══ TEXT ══
Bleichenbacher'06 signature forgery in python-rsa

While looking at the source of python-rsa (>100K daily downloads) I found it vulnerable to a straightforward variant of the Bleichenbacher'06 attack against RSA signature verification with low public exponent.

The bug allows us to forge signatures for arbitrary messages, as long as the public key has a low exponent (e), like 3. Thankfully keys generated with python-rsa have e=65537 hardcoded, but the library offers a lot of options to import existing keys, which might very well have e=3.

Update: the issue was assigned CVE-2016-1494.

I'm taking the occasion to explain the background and details of the attack, which happens to be one of my favorites because of its simplicity. If you already know about it or are just interested in the 'sploit, skip the next section.

Bleichenbacher'06

RSA is just math. When you generate a keypair you get three numbers, N, e and d. The cool thing is that if you take a number m and elevate it to both e and d modulus N, you get back m. If you keep d secret and publish e and N, it's extremely difficult for an attacker to do d's job (because root and logarithm are hard in modular arithmetics).

To use RSA as a public key encryption primitive, you give out (N, e), Alice sends you m ^ e mod N, and you decrypt performing (m ^ e) ^ d = m mod N. Signing is the other way around: to sign a message you generate m ^ d mod N, and the recipient uses (N, e) to perform (m ^ d) ^ e = m mod N. Only you, having d, can create a signature (m ^ d mod N) that elevated to e mod N gives exactly m.

You might have noticed that m is not a real arbitrary message, but actually a number, that needs to be smaller than N. So to encrypt arbitrary messages we usually encrypt a symmetric (like, AES) key, and to sign arbitrary messages we sign the hash (like, SHA2) of the message. Both are short enough to be converted to a number lower than N.

The most widely used scheme for RSA signing until ~10 years ago (and sadly still prevalent in legacy-ridden protocols like TLS and DNSSEC) is PKCS#1 1.5. PKCS#1 1.5 signing works like this: you take the hash of the message you want to sign, and then you encode it like this

00 01 FF FF ... FF FF 00 ASN.1 HASH  

where ASN.1 is a very complex binary encoding of the hash type and length. And then you sign that encoding with RSA. FF bytes provide padding to make the message exactly as long as the modulus N.
═══
■ CHALLENGE A ■
Answer these questions from the python-rsa article:
(i) What public exponent do keys generated with python-rsa have hardcoded?
(ii) What CVE identifier was the issue assigned?
(iii) In PKCS#1 1.5 signing, what do the FF bytes provide?
The python-rsa article and the entries that follow it are unrelated.
══ LISTED RECORDS ══
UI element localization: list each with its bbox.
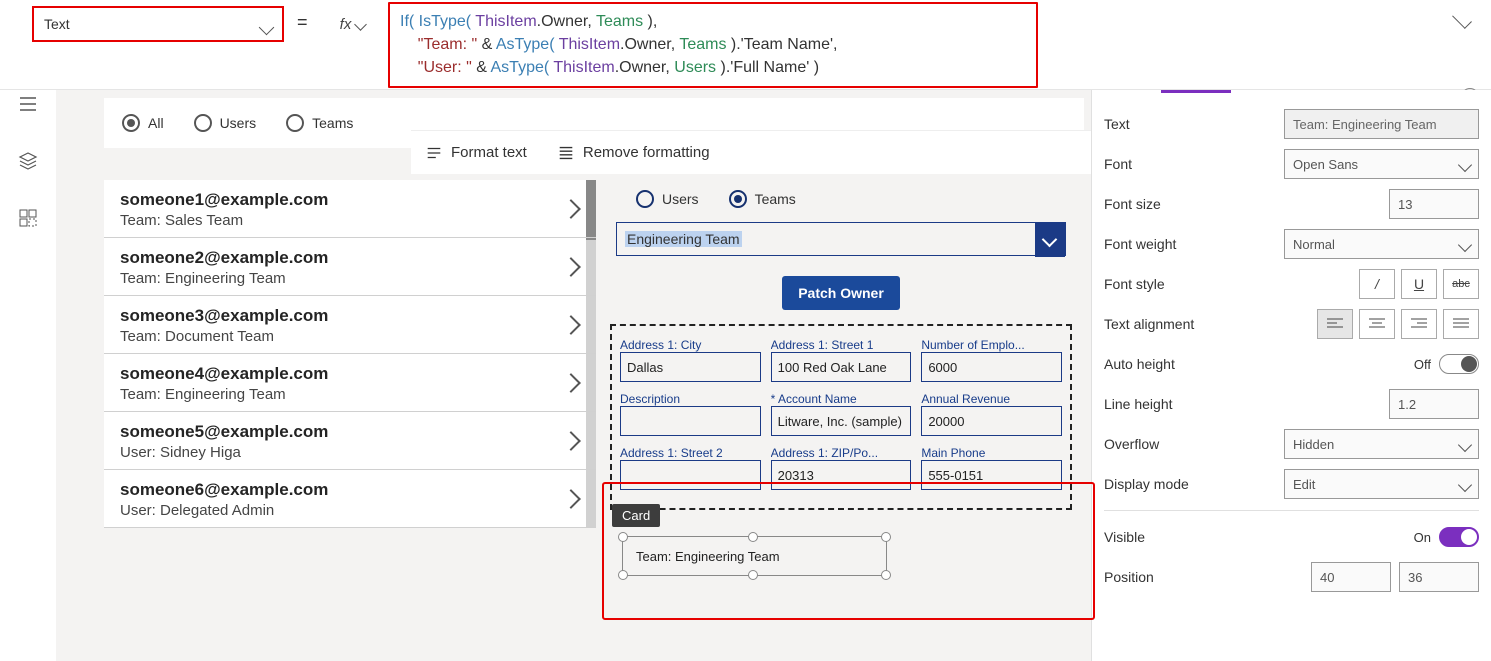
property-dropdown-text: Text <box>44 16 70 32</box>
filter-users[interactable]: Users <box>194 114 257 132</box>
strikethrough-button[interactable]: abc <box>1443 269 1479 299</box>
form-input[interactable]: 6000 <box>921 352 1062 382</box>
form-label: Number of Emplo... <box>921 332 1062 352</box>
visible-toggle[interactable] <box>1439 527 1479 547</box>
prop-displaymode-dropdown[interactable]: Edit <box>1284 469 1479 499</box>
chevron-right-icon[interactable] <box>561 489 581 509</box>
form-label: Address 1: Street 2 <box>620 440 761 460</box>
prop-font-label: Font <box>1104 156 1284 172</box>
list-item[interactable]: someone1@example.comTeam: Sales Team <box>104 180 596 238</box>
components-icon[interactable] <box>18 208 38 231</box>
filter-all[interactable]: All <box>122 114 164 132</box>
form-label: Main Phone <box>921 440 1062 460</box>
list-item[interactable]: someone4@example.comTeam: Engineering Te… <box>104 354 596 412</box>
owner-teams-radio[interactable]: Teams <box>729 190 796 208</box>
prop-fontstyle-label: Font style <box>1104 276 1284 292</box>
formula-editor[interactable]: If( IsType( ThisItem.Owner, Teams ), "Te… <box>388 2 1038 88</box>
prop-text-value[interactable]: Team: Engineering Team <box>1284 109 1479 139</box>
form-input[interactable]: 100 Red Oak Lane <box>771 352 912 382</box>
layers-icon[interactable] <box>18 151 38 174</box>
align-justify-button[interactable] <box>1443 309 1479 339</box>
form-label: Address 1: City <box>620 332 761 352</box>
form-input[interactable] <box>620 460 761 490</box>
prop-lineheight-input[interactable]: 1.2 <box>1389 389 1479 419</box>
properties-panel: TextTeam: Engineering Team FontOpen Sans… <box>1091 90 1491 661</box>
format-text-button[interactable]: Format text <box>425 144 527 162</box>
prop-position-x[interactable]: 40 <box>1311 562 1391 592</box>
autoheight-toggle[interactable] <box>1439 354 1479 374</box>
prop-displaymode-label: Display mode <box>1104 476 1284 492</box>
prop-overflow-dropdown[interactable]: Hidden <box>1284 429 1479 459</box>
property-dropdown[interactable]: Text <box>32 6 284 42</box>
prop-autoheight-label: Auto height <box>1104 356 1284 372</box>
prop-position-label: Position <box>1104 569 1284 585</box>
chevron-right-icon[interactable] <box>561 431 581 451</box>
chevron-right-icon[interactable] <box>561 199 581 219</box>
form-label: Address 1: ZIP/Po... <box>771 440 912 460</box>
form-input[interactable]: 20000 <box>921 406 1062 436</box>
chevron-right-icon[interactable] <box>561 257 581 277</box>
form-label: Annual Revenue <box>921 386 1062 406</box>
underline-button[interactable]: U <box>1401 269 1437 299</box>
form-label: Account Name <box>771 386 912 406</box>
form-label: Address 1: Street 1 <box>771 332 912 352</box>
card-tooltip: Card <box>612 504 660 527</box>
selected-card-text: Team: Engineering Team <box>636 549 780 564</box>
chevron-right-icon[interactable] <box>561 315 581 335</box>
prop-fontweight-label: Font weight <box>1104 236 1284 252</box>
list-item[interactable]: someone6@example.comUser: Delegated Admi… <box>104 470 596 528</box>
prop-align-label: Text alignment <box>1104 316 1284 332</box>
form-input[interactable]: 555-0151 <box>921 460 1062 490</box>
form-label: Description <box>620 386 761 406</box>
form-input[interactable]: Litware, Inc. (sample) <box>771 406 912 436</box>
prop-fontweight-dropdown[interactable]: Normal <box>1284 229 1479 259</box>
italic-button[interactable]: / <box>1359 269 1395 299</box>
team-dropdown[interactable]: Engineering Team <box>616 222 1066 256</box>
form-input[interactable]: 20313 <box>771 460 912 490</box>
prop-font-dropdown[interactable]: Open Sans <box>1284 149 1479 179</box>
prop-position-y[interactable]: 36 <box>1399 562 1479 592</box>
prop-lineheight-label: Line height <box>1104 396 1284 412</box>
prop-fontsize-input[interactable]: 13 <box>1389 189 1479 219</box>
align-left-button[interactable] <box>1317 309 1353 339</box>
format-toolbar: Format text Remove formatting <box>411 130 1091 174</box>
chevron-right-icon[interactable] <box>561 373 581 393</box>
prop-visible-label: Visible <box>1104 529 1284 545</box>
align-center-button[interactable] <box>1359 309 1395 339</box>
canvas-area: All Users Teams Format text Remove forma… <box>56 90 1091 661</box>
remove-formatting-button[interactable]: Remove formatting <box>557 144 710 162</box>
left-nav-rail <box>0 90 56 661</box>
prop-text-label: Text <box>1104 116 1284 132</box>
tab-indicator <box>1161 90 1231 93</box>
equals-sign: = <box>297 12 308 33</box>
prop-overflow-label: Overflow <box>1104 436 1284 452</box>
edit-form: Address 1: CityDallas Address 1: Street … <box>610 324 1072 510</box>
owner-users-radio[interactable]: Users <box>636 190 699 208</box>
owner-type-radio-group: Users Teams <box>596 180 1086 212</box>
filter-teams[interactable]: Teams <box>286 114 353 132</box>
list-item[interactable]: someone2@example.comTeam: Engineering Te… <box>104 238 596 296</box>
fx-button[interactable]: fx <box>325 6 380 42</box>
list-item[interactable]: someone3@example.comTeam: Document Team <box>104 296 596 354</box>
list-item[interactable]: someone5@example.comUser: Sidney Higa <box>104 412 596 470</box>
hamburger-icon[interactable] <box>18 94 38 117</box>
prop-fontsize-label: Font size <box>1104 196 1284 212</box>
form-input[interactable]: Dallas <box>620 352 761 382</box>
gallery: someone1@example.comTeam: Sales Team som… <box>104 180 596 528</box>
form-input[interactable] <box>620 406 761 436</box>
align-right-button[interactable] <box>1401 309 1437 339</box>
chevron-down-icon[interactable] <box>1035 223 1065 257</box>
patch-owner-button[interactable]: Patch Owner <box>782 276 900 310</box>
═══
■ CHALLENGE B ■
Echo the entries from the line with "property-dropdown-text: Text <box>44" up to and including the line with "prop-font-label: Font <box>1104", keeping every character unchanged.

■ FULL ANSWER A ■
(i) e=65537
(ii) CVE-2016-1494
(iii) Padding to make the message exactly as long as the modulus N.

■ FULL ANSWER B ■
property-dropdown-text: Text <box>44 16 70 32</box>
filter-users[interactable]: Users <box>194 114 257 132</box>
strikethrough-button[interactable]: abc <box>1443 269 1479 299</box>
form-input[interactable]: 6000 <box>921 352 1062 382</box>
form-label: Number of Emplo... <box>921 332 1062 352</box>
visible-toggle[interactable] <box>1439 527 1479 547</box>
prop-displaymode-dropdown[interactable]: Edit <box>1284 469 1479 499</box>
chevron-right-icon[interactable] <box>561 489 581 509</box>
form-label: Address 1: Street 2 <box>620 440 761 460</box>
prop-font-label: Font <box>1104 156 1284 172</box>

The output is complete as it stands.